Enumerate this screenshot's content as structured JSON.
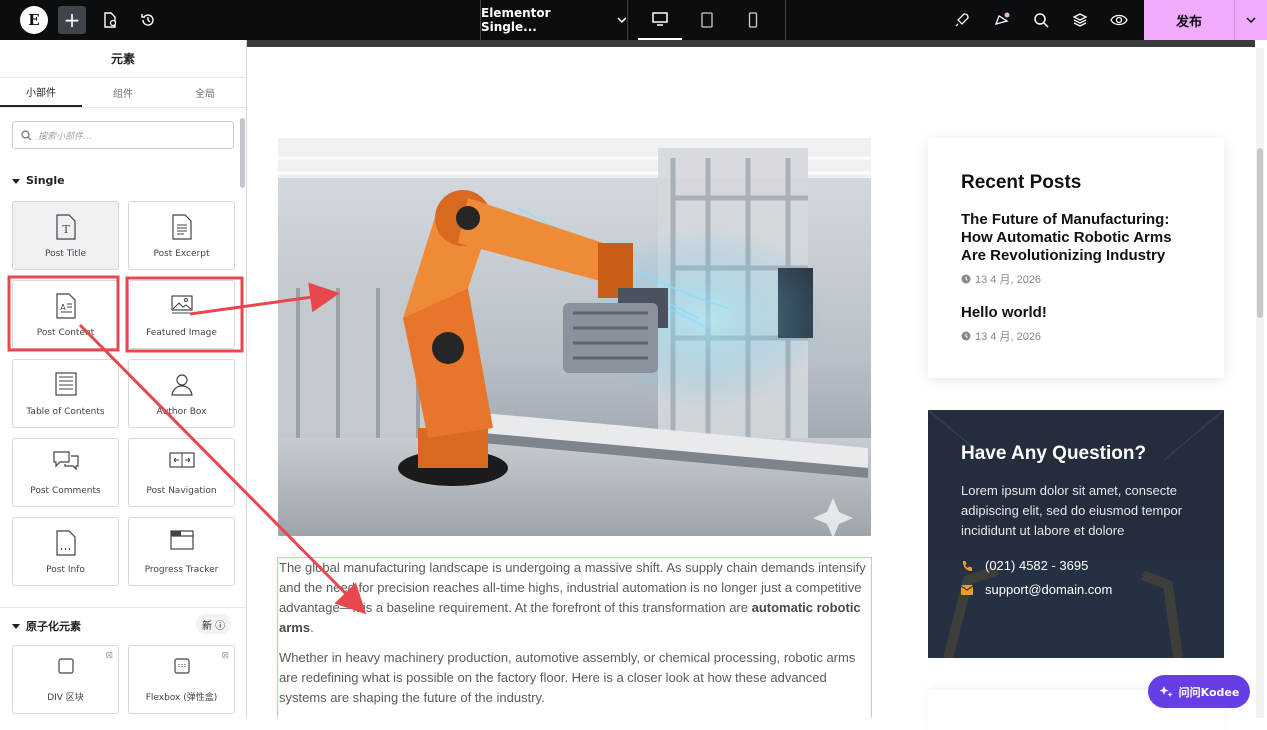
{
  "topbar": {
    "logo": "E",
    "add": "+",
    "document_title": "Elementor Single...",
    "publish_label": "发布"
  },
  "panel": {
    "title": "元素",
    "tabs": [
      "小部件",
      "组件",
      "全局"
    ],
    "search_placeholder": "搜索小部件...",
    "category_single": "Single",
    "single_widgets": [
      "Post Title",
      "Post Excerpt",
      "Post Content",
      "Featured Image",
      "Table of Contents",
      "Author Box",
      "Post Comments",
      "Post Navigation",
      "Post Info",
      "Progress Tracker"
    ],
    "category_atomic": "原子化元素",
    "new_badge": "新 ⓘ",
    "atomic_widgets": [
      "DIV 区块",
      "Flexbox (弹性盒)"
    ]
  },
  "post": {
    "p1_start": "The global manufacturing landscape is undergoing a massive shift. As supply chain demands intensify and the need for precision reaches all-time highs, industrial automation is no longer just a competitive advantage—it is a baseline requirement. At the forefront of this transformation are ",
    "p1_bold": "automatic robotic arms",
    "p1_end": ".",
    "p2": "Whether in heavy machinery production, automotive assembly, or chemical processing, robotic arms are redefining what is possible on the factory floor. Here is a closer look at how these advanced systems are shaping the future of the industry."
  },
  "sidebar": {
    "recent_title": "Recent Posts",
    "posts": [
      {
        "title": "The Future of Manufacturing: How Automatic Robotic Arms Are Revolutionizing Industry",
        "date": "13 4 月, 2026"
      },
      {
        "title": "Hello world!",
        "date": "13 4 月, 2026"
      }
    ],
    "question_title": "Have Any Question?",
    "question_desc": "Lorem ipsum dolor sit amet, consecte adipiscing elit, sed do eiusmod tempor incididunt ut labore et dolore",
    "phone": "(021) 4582 - 3695",
    "email": "support@domain.com"
  },
  "assistant": {
    "label": "问问Kodee"
  },
  "colors": {
    "accent": "#f0abfc",
    "annotation": "#e8474f",
    "question_bg": "#2b3645",
    "icon_orange": "#f39c2d",
    "kodee": "#673de6"
  }
}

*SET TASK*
Reproduce the entries above word for word. Pictures stay out.

*FINISHED EXERCISE*
Enumerate this screenshot's content as structured JSON.
{
  "topbar": {
    "logo": "E",
    "add": "+",
    "document_title": "Elementor Single...",
    "publish_label": "发布"
  },
  "panel": {
    "title": "元素",
    "tabs": [
      "小部件",
      "组件",
      "全局"
    ],
    "search_placeholder": "搜索小部件...",
    "category_single": "Single",
    "single_widgets": [
      "Post Title",
      "Post Excerpt",
      "Post Content",
      "Featured Image",
      "Table of Contents",
      "Author Box",
      "Post Comments",
      "Post Navigation",
      "Post Info",
      "Progress Tracker"
    ],
    "category_atomic": "原子化元素",
    "new_badge": "新 ⓘ",
    "atomic_widgets": [
      "DIV 区块",
      "Flexbox (弹性盒)"
    ]
  },
  "post": {
    "p1_start": "The global manufacturing landscape is undergoing a massive shift. As supply chain demands intensify and the need for precision reaches all-time highs, industrial automation is no longer just a competitive advantage—it is a baseline requirement. At the forefront of this transformation are ",
    "p1_bold": "automatic robotic arms",
    "p1_end": ".",
    "p2": "Whether in heavy machinery production, automotive assembly, or chemical processing, robotic arms are redefining what is possible on the factory floor. Here is a closer look at how these advanced systems are shaping the future of the industry."
  },
  "sidebar": {
    "recent_title": "Recent Posts",
    "posts": [
      {
        "title": "The Future of Manufacturing: How Automatic Robotic Arms Are Revolutionizing Industry",
        "date": "13 4 月, 2026"
      },
      {
        "title": "Hello world!",
        "date": "13 4 月, 2026"
      }
    ],
    "question_title": "Have Any Question?",
    "question_desc": "Lorem ipsum dolor sit amet, consecte adipiscing elit, sed do eiusmod tempor incididunt ut labore et dolore",
    "phone": "(021) 4582 - 3695",
    "email": "support@domain.com"
  },
  "assistant": {
    "label": "问问Kodee"
  },
  "colors": {
    "accent": "#f0abfc",
    "annotation": "#e8474f",
    "question_bg": "#2b3645",
    "icon_orange": "#f39c2d",
    "kodee": "#673de6"
  }
}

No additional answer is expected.